++++ Data for this task ++++

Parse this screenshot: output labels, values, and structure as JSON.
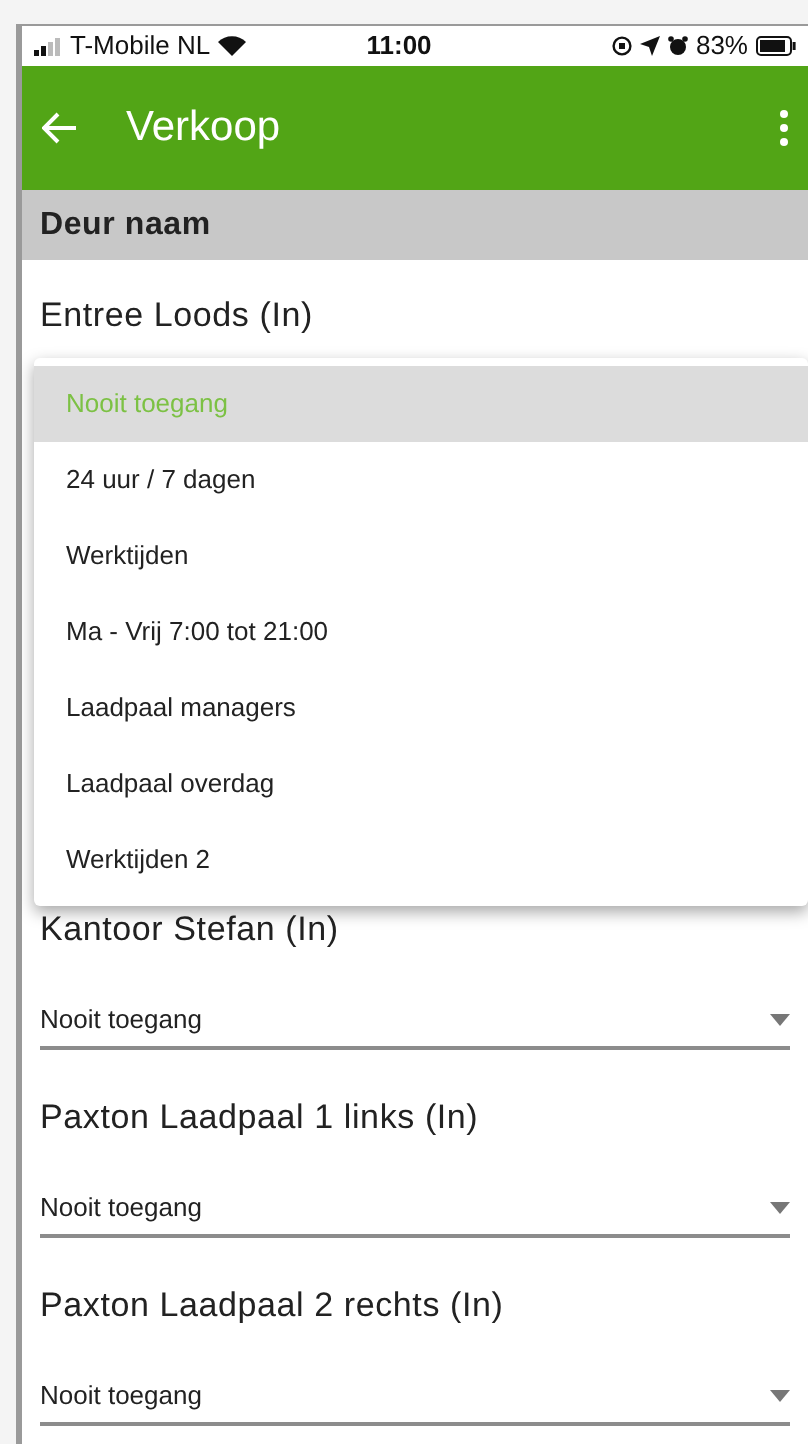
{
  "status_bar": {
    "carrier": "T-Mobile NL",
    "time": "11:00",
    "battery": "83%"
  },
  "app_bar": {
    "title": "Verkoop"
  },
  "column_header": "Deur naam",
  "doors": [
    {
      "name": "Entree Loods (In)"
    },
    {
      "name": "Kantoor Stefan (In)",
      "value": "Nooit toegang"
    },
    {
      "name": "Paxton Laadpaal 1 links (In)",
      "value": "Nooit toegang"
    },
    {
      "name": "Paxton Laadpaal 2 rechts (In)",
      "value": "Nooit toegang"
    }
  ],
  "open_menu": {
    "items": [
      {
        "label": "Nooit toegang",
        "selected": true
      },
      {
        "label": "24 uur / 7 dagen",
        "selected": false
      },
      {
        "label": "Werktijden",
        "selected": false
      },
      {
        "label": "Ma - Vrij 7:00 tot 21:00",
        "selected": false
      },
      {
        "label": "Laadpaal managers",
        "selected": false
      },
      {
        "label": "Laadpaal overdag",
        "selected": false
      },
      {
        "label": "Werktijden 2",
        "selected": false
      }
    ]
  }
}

++++
++++ Data for this task ++++

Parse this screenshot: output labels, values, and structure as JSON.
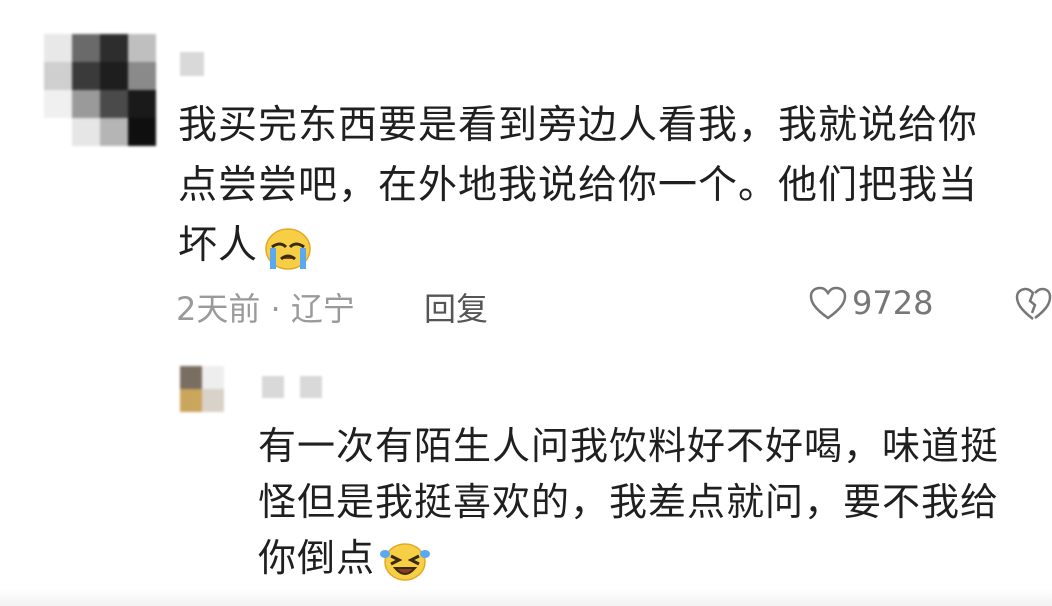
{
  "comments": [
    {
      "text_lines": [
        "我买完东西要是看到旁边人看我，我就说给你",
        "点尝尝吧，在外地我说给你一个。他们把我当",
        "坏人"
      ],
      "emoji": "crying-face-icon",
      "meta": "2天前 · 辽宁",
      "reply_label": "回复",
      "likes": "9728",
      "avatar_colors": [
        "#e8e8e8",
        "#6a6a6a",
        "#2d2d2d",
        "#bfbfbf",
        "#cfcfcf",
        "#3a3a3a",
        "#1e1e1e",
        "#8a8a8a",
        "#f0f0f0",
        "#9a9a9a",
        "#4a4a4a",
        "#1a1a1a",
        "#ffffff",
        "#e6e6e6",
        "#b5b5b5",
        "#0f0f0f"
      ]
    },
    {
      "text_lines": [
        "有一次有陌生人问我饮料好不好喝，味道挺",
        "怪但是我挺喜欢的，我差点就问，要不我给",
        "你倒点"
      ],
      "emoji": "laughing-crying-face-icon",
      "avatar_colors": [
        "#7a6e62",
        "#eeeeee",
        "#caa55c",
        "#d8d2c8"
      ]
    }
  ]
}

++++
++++ Data for this task ++++

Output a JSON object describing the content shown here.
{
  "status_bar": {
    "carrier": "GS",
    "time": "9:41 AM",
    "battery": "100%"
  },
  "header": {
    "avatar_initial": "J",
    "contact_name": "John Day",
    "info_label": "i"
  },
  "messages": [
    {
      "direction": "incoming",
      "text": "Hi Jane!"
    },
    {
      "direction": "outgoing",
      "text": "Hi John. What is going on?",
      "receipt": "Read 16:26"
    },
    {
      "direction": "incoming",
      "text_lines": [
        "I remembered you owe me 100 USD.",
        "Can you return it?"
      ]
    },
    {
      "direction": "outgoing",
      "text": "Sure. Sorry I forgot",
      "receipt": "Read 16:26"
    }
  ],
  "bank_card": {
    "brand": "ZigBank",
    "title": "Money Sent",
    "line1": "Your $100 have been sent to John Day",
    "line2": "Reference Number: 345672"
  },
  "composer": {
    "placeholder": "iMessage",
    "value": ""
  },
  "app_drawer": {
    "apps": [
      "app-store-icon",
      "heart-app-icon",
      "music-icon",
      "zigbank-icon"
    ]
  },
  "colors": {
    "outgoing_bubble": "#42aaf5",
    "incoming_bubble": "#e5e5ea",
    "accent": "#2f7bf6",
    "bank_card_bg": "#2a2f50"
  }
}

++++

### Stated goal:
Say, as a number only, how many lines of the data contain "icon".

### Exercise solution:
6